Да уж, тонко подмечено…

И еще более тонко — у мемуаристки Ариадны Тырковой-Вильямс. Зануда она, между нами говоря, была редкостная, помешанная на социал-демократических вывертах — из тех коварных демократов, которые расковыряли все язвы российские, подготовили, как принято выражаться, почву для Октябрьского переворота, а потом отбыли за рубеж, где спокойно все беды пересидели и почили в бозе, не уставая поливать грязью покойницу Россию. И еще она была совершенно бездарной журналисткой, которая тщилась изображать из себя интеллигентку и даже осмеливалась кого-то судить, и… женщиной до мозга костей. И именно поэтому очень хорошо проникла в суть Зинаиды Николаевны.





«От блестящей Зинаиды шли холодные сквознячки… — читаем мы в ее мемуарах. — Она была очень красивая. Высокая, тонкая, как юноша, гибкая. Золотые косы дважды обвивались вокруг маленькой, хорошо посаженной головы. Улыбка почти не сходила с ее лица, но это ее не красило. Казалось, вот-вот с этих ярко накрашенных тонких губ сорвется колючее, недоброе слово. Ей очень хотелось поражать, притягивать, очаровывать, покорять. В те времена, в конце XIX века, не было принято так мазаться. А Зинаида румянилась и белилась густо, откровенно, как делают это актрисы для сцены. Это придавало ее лицу вид маски, подчеркивало ее искусственность. И движения у нее были странные… Одевалась она живописно, но тоже с вывертом. Пришла в длинной белой шелковой, перехваченной золотым шнурком тунике. Широкие, откинутые назад рукава шевелились за ее спиной, точно крылья…»

(Сохранённые записи данных)
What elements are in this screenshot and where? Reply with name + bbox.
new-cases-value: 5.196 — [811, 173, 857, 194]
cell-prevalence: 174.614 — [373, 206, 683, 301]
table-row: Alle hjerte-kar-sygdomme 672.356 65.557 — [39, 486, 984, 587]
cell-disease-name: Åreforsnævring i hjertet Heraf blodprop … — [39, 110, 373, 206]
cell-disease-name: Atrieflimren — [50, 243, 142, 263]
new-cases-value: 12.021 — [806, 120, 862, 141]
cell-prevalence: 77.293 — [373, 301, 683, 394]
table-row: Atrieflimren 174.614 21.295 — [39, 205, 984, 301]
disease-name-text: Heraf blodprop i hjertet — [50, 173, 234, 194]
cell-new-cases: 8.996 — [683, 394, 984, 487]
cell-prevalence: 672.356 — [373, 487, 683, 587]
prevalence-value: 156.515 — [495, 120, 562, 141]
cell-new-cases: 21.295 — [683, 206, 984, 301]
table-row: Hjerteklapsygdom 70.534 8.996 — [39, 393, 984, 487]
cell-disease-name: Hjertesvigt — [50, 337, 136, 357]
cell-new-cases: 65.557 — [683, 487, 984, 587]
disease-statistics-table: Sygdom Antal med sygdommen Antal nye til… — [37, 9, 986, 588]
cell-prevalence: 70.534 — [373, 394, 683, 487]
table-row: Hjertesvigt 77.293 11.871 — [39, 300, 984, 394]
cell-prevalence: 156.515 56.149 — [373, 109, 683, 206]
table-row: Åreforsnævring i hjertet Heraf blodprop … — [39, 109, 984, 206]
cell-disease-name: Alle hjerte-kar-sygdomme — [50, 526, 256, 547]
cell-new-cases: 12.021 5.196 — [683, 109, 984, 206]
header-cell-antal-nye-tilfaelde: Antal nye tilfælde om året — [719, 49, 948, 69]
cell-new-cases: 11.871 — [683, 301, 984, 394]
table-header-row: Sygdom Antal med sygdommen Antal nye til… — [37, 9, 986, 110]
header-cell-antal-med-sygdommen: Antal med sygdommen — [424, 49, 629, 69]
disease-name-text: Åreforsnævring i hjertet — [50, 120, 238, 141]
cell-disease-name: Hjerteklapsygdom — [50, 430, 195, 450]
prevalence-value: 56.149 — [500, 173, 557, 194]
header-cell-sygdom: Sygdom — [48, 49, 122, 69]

ЗАДАНИЕ 1: В чем пришла Зинаида, согласно тексту о Зинаиде Николаевне?
ЗАДАНИЕ 2: Перескажите короче абзац текста о Зинаиде Николаевне, начинающийся словами «И еще более тонко», сохранив его основные факты.

ВАШ ОТВЕТ 1: В длинной белой шелковой тунике, перехваченной золотым шнурком.

ВАШ ОТВЕТ 2: Еще тоньше суть Зинаиды Николаевны уловила мемуаристка Ариадна Тыркова-Вильямс. В тексте она названа редкостной занудой, помешанной на социал-демократических вывертах. Она отнесена к тем демократам, которые подготовили почву для Октябрьского переворота, а затем уехали за рубеж, спокойно пересидели там беды и поливали грязью Россию. Кроме того, ее называют бездарной журналисткой, изображавшей интеллигентку и судившей других. Но она была женщиной до мозга костей, и именно поэтому хорошо поняла Зинаиду Николаевну.